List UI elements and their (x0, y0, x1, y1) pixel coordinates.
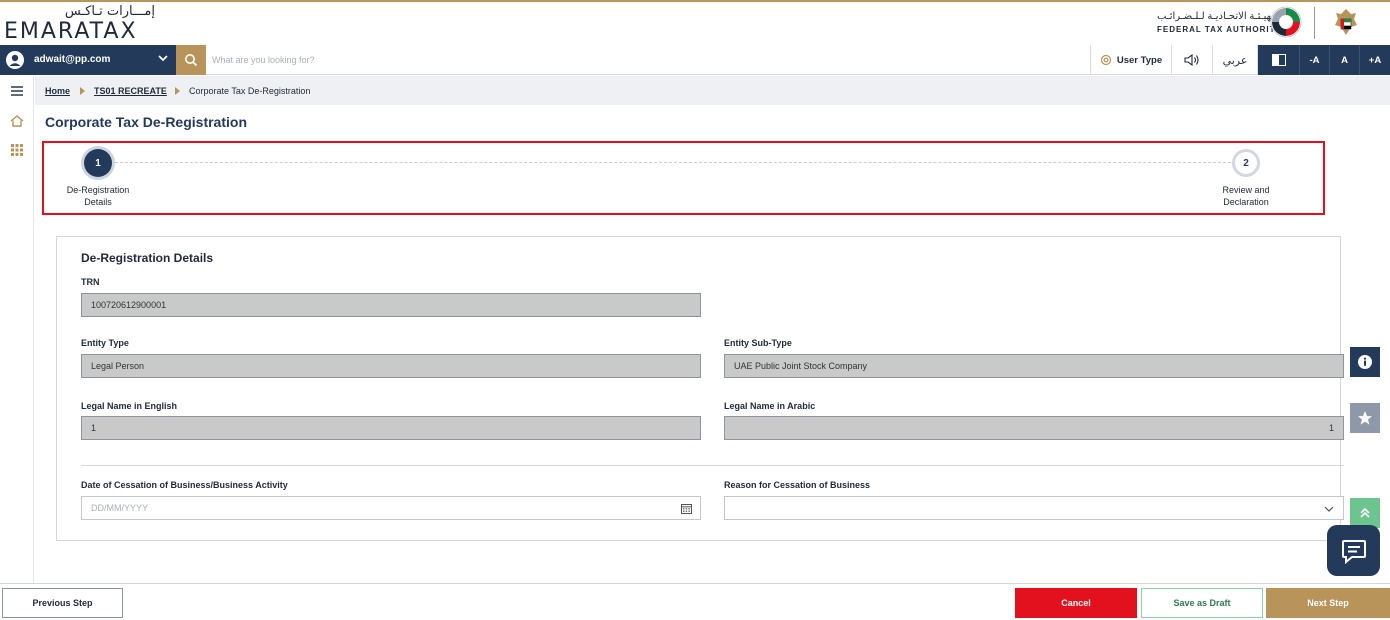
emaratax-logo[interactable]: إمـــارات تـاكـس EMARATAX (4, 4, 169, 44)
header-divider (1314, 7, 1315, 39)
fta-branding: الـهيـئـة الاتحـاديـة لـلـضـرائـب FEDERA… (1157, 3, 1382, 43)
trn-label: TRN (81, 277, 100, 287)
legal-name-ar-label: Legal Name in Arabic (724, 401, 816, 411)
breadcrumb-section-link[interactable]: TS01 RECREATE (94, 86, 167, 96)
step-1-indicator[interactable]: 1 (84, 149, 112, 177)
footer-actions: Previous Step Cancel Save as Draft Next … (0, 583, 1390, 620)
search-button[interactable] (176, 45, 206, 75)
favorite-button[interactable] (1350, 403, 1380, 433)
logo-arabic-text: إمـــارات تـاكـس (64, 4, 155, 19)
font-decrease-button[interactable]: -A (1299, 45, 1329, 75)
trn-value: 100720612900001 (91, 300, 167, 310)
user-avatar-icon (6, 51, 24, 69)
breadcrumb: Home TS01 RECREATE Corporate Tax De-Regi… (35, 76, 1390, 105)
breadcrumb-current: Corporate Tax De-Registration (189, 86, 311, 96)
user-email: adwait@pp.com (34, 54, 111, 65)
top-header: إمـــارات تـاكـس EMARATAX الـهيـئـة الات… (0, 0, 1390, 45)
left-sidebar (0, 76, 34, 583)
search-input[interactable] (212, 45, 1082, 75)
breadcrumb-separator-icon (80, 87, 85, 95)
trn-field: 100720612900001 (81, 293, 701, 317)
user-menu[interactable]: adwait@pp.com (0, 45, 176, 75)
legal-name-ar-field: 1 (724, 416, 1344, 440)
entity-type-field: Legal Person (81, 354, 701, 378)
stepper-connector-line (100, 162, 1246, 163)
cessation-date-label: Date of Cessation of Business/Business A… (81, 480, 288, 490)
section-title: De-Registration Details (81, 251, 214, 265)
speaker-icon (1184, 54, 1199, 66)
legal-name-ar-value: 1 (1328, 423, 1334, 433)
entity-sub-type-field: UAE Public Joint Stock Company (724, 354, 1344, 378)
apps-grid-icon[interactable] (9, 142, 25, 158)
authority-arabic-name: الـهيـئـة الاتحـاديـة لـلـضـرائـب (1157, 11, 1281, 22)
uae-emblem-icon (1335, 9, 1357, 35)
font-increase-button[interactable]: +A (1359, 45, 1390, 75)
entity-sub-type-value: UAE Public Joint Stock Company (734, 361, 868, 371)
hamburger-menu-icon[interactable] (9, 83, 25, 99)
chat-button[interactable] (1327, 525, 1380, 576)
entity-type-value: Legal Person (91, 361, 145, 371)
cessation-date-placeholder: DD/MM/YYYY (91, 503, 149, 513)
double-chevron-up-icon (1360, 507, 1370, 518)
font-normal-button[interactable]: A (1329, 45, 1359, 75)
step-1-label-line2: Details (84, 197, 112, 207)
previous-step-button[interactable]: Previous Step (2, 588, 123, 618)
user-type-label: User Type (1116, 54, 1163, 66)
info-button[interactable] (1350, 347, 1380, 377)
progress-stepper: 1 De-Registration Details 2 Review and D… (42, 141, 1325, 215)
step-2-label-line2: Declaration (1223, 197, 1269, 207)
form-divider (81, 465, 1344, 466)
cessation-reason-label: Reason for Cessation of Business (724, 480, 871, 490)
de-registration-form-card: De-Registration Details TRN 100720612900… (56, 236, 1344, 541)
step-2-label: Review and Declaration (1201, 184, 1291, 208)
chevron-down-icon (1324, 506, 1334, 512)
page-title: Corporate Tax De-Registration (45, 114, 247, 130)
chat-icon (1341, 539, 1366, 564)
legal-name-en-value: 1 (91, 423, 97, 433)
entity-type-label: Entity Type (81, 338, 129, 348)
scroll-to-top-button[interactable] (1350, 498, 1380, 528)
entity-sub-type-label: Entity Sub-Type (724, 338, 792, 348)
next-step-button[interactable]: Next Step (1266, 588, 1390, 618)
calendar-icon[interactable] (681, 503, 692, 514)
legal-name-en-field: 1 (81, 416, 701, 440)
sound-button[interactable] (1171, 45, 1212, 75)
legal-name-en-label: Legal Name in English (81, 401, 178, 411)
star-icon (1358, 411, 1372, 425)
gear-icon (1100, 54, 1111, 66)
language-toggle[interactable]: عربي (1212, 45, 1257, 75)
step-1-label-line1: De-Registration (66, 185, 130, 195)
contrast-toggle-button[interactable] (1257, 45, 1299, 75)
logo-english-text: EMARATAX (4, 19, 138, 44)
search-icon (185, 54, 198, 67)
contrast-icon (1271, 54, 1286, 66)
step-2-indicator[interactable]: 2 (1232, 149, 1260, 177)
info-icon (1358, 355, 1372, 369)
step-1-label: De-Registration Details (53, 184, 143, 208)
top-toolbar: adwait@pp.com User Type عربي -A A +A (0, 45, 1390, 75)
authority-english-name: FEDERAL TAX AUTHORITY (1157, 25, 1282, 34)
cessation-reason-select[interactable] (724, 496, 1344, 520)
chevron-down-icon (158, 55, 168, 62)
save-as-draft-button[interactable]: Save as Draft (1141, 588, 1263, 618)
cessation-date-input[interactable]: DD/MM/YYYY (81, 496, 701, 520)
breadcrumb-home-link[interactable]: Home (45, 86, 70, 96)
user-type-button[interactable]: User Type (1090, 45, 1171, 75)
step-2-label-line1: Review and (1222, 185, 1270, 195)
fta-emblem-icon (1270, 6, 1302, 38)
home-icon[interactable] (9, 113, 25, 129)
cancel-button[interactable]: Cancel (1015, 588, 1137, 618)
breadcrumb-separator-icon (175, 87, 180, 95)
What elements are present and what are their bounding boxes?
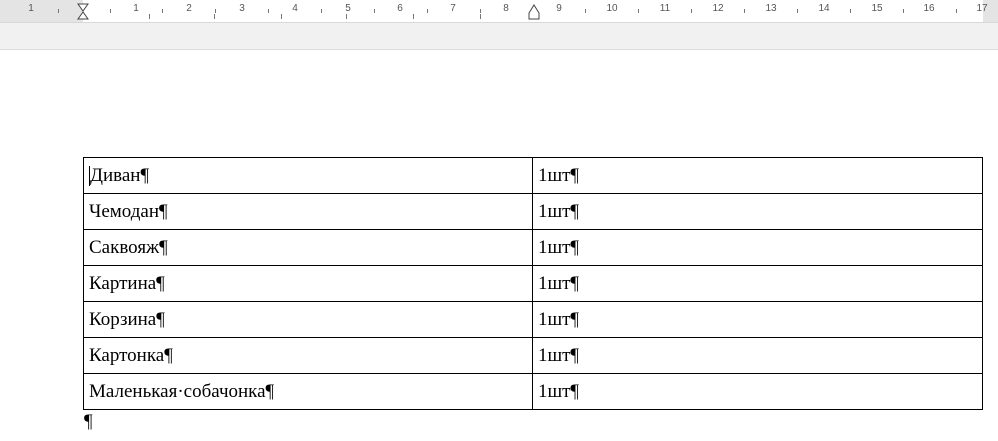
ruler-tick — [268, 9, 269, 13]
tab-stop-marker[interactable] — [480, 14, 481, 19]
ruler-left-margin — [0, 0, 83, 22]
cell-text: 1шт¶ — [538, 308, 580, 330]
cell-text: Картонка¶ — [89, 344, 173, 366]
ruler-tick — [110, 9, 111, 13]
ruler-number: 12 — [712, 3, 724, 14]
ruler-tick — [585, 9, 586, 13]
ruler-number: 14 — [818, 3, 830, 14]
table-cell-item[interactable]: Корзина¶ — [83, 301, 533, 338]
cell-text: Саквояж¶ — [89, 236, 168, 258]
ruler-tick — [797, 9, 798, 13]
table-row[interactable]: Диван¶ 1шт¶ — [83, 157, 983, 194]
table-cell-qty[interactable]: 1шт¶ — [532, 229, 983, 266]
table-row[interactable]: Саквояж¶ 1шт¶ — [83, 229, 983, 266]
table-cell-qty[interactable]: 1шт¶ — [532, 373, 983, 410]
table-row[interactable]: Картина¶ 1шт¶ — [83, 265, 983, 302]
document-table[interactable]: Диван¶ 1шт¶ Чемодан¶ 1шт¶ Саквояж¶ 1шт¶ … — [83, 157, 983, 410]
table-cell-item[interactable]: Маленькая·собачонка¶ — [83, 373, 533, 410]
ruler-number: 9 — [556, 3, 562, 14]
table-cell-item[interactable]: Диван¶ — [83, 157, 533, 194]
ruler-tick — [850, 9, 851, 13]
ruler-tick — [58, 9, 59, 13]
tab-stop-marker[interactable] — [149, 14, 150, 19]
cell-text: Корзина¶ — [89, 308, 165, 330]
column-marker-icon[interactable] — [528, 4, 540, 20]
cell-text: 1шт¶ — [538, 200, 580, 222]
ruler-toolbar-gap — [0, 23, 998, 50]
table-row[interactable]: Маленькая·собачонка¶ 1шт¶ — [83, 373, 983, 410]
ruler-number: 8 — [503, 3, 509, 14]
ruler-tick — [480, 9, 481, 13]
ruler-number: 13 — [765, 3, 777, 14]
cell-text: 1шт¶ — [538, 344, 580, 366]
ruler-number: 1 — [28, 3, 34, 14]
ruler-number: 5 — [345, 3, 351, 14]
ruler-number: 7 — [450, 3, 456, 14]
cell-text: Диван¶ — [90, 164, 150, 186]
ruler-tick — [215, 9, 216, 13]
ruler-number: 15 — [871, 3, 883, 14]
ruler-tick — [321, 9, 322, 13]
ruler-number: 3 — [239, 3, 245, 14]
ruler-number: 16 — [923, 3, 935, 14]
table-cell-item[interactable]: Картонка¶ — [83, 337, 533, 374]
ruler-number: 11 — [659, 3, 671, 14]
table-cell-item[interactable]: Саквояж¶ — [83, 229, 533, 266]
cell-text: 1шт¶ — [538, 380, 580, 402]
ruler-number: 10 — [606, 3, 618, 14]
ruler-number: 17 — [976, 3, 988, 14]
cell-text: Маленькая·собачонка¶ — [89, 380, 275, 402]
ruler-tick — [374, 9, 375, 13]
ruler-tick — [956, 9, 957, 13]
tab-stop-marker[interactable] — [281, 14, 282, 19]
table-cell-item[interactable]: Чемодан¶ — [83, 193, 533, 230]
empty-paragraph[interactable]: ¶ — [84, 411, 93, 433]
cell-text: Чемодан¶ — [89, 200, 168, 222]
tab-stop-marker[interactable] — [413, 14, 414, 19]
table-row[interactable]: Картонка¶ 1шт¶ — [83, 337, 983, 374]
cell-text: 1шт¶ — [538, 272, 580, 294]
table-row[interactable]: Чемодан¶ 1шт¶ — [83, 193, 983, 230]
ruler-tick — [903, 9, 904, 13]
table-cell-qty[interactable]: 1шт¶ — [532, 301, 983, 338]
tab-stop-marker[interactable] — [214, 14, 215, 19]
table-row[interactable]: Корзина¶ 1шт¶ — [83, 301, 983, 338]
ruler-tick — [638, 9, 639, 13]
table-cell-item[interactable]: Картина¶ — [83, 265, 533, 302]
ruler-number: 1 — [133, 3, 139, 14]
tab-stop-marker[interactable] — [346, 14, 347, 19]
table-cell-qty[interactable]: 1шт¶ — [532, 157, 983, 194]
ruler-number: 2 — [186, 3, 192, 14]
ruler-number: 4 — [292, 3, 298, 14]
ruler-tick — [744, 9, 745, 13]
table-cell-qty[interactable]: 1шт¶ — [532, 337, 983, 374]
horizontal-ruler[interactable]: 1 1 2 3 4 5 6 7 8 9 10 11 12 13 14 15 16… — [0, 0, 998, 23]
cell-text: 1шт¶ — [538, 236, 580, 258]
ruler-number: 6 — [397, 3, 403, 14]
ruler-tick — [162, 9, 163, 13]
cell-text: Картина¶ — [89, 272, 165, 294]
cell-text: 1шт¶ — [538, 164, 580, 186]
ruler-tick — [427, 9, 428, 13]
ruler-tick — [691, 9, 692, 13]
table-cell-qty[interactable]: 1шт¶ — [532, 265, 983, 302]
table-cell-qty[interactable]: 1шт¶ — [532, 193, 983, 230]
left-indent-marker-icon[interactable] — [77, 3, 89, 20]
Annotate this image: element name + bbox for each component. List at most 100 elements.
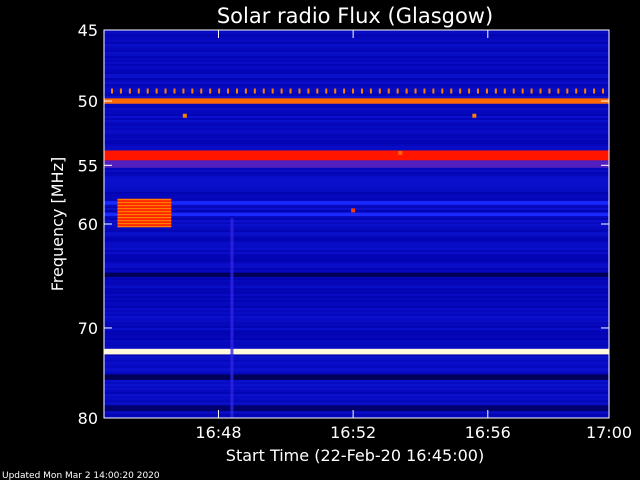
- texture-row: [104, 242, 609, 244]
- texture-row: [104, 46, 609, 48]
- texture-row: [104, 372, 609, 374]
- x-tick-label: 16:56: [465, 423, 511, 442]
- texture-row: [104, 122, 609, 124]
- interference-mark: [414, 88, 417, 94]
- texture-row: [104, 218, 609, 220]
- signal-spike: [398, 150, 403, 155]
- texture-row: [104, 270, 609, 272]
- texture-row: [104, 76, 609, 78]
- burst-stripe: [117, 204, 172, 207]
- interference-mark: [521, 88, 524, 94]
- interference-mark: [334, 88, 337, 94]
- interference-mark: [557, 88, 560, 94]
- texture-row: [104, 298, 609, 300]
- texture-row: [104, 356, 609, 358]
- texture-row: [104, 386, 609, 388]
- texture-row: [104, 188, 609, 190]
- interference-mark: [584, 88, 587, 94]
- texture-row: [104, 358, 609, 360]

☆ ☆ ☆ ☆ ☆

*DIRECTIVE*.
Copy out the listing lines word for word, from the line containing "- texture-row: [104, 242, 609, 244]" through the line containing "- texture-row: [104, 76, 609, 78]", including both of those lines.

*FULL SOLUTION*.
- texture-row: [104, 242, 609, 244]
- texture-row: [104, 46, 609, 48]
- texture-row: [104, 372, 609, 374]
- x-tick-label: 16:56: [465, 423, 511, 442]
- texture-row: [104, 122, 609, 124]
- interference-mark: [414, 88, 417, 94]
- texture-row: [104, 218, 609, 220]
- signal-spike: [398, 150, 403, 155]
- texture-row: [104, 270, 609, 272]
- texture-row: [104, 76, 609, 78]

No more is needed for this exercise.